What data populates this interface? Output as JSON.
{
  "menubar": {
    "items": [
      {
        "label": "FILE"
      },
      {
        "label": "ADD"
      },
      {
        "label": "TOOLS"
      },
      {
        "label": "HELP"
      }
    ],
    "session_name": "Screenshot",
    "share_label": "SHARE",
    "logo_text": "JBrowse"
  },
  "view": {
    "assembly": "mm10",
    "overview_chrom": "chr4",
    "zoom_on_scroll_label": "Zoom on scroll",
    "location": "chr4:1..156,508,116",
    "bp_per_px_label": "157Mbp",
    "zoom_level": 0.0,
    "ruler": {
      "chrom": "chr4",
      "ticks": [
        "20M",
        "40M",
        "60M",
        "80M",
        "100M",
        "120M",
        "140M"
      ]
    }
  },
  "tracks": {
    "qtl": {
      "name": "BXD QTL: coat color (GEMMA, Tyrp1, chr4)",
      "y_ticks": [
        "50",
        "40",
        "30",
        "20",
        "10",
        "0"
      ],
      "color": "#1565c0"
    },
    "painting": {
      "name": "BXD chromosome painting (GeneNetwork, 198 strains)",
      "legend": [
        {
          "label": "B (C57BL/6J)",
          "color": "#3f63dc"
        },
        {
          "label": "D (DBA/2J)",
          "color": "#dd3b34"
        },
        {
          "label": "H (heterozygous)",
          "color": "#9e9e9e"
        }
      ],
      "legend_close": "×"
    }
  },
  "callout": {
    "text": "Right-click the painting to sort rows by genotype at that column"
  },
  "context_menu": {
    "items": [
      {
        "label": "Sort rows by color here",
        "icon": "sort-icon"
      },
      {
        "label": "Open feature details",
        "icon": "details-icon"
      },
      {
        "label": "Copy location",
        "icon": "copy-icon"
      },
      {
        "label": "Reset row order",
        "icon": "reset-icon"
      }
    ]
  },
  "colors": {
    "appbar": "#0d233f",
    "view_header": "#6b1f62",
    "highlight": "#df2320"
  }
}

> **What to work on**:
Copy all lines from the data that hold the word "icon".

> **Solution to the problem**:
        "icon": "sort-icon"
        "icon": "details-icon"
        "icon": "copy-icon"
        "icon": "reset-icon"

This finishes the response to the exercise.